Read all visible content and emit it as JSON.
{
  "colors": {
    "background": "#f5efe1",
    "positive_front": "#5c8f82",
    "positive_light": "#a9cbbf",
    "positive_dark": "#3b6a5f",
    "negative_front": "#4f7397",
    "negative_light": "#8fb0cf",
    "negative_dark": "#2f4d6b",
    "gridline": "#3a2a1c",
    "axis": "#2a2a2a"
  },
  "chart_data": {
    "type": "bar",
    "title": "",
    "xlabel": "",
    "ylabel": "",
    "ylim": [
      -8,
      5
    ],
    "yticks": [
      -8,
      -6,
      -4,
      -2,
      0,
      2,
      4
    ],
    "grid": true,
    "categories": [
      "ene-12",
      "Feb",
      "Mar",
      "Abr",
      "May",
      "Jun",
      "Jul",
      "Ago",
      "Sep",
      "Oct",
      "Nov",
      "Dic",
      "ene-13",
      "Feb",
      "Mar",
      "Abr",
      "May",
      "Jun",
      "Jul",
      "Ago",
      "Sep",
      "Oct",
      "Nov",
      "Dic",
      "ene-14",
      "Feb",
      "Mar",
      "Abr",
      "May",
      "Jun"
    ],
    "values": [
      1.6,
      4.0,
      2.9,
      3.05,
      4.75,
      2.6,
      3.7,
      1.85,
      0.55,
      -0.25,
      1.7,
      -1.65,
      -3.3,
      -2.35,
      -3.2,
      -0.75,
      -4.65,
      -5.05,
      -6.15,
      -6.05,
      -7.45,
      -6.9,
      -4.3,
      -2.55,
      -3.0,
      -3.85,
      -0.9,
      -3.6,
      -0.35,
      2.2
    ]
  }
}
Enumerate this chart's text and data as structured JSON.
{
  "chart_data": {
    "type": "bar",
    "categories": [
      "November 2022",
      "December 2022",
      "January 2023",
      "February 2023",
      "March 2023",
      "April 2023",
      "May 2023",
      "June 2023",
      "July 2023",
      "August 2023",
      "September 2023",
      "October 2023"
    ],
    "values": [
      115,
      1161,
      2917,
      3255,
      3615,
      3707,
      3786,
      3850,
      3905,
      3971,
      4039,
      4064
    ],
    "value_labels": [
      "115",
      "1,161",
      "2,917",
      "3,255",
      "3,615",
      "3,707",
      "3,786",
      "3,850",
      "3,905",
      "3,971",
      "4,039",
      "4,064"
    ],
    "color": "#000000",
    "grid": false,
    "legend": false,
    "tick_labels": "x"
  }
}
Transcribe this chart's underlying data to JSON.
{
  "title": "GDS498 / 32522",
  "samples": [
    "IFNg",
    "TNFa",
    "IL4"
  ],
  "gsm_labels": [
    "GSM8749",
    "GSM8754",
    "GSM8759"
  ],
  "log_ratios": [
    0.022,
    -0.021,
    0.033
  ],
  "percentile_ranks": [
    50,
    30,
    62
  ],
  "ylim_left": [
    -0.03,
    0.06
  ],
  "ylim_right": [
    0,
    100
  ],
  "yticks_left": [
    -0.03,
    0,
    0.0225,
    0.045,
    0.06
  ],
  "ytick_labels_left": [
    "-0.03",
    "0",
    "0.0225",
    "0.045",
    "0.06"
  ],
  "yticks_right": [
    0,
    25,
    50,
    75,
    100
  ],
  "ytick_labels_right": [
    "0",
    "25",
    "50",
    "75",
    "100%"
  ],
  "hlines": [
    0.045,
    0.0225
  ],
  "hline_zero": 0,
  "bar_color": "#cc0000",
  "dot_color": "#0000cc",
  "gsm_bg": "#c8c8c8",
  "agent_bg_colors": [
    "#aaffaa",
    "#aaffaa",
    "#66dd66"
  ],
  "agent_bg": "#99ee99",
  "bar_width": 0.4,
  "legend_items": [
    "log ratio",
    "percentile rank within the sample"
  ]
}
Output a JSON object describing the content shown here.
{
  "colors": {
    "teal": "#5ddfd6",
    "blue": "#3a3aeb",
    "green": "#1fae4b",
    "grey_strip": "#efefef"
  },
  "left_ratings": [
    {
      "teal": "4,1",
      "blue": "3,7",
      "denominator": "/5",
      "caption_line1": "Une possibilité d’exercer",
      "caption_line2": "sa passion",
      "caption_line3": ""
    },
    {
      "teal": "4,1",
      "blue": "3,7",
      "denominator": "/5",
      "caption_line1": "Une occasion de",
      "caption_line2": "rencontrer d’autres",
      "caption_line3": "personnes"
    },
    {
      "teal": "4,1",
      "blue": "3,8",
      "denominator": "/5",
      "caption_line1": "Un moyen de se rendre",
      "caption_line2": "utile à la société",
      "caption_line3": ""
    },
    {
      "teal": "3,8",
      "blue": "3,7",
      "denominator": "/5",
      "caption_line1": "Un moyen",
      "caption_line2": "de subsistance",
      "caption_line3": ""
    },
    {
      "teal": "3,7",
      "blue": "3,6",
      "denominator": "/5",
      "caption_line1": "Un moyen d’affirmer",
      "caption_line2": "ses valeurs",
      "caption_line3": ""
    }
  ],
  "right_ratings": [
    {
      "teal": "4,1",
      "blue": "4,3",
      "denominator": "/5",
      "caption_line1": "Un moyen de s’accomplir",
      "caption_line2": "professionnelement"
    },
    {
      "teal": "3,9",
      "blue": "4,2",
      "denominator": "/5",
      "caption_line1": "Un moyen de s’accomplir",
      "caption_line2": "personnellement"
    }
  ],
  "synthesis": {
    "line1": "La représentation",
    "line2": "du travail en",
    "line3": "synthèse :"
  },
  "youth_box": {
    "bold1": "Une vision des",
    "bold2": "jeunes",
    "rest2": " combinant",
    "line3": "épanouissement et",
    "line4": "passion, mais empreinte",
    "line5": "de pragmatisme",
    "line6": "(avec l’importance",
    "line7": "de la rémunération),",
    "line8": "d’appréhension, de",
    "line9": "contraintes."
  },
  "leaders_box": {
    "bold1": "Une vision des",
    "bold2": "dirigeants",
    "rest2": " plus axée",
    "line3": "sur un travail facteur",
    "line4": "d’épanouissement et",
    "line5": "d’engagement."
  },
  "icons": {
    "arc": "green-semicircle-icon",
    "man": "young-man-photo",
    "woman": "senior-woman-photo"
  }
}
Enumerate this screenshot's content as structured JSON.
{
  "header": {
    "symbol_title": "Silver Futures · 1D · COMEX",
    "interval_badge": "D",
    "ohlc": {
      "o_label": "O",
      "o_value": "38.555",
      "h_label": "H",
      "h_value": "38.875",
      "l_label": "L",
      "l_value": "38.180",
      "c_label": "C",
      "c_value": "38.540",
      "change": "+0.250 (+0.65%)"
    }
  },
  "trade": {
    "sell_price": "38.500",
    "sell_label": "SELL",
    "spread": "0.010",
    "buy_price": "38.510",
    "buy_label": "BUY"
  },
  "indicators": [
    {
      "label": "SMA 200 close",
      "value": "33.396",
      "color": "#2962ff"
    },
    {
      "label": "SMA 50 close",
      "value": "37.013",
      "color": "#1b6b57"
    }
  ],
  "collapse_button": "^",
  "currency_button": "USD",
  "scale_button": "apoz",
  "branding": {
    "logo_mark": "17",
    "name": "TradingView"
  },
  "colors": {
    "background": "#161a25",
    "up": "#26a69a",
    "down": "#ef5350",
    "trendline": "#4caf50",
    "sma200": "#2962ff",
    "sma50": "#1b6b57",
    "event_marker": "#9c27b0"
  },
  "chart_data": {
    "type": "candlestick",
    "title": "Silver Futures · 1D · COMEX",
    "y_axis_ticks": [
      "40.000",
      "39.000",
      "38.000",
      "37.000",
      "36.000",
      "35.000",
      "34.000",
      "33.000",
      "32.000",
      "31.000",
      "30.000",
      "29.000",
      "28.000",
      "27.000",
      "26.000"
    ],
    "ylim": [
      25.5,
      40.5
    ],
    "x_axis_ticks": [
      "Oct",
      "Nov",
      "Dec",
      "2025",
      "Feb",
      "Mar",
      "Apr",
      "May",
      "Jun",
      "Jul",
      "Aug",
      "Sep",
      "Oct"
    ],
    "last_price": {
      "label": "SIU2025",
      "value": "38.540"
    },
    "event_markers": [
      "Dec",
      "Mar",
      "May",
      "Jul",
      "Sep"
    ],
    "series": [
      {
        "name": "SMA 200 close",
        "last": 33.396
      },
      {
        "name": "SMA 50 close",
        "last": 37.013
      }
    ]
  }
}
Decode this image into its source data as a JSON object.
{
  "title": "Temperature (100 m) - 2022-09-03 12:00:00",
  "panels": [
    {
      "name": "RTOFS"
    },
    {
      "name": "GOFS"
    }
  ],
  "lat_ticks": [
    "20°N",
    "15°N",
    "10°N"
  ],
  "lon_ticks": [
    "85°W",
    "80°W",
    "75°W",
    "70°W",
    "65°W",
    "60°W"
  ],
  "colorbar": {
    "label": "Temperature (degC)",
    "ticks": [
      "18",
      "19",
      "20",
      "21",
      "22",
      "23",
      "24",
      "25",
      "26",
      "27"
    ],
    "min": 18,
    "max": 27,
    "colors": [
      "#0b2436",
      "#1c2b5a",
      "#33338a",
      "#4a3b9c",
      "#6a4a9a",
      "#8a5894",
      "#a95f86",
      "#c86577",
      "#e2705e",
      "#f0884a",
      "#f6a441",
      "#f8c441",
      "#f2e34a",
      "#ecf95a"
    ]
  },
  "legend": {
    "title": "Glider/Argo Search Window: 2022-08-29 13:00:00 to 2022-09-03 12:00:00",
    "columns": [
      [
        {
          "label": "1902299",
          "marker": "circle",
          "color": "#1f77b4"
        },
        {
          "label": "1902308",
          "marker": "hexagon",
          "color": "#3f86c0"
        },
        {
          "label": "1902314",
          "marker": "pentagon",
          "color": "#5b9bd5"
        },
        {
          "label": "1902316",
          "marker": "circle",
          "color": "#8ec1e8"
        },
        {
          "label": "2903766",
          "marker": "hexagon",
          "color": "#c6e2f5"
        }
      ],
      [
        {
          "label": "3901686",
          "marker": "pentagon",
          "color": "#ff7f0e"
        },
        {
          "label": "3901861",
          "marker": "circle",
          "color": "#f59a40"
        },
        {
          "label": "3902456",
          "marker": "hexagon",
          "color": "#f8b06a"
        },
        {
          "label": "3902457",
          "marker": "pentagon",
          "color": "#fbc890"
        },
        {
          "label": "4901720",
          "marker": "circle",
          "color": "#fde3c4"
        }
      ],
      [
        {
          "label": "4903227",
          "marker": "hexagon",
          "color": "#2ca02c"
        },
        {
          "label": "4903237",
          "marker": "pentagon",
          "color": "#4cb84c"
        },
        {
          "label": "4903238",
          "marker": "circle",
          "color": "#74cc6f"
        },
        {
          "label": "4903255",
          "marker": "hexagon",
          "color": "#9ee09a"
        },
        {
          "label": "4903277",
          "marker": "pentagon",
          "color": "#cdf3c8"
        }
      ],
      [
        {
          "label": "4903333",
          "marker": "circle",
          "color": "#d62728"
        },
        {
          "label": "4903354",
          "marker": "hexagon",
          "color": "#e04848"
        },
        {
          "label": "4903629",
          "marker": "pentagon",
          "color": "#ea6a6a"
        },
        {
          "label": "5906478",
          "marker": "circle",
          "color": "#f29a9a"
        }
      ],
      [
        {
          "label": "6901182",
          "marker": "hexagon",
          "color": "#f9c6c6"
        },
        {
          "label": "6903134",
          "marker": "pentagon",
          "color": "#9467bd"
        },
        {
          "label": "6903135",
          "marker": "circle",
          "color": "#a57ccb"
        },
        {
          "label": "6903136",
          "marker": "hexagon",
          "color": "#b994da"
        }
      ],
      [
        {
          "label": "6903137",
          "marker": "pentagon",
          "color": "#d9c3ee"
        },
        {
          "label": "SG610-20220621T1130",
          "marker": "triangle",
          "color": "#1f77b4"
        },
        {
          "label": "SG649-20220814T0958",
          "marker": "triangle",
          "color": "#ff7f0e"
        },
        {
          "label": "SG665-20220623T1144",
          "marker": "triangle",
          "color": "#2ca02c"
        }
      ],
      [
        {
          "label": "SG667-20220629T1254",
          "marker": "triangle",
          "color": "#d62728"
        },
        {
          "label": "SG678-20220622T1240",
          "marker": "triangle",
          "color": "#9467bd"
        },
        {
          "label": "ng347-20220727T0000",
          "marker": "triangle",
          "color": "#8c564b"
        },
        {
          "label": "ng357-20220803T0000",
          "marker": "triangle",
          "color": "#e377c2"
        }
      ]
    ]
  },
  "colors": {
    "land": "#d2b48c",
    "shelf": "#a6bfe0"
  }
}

**Stated problem:** Give the count of lines in the listing above that include "Temperature", with no other words.

**Answer for the task:** 2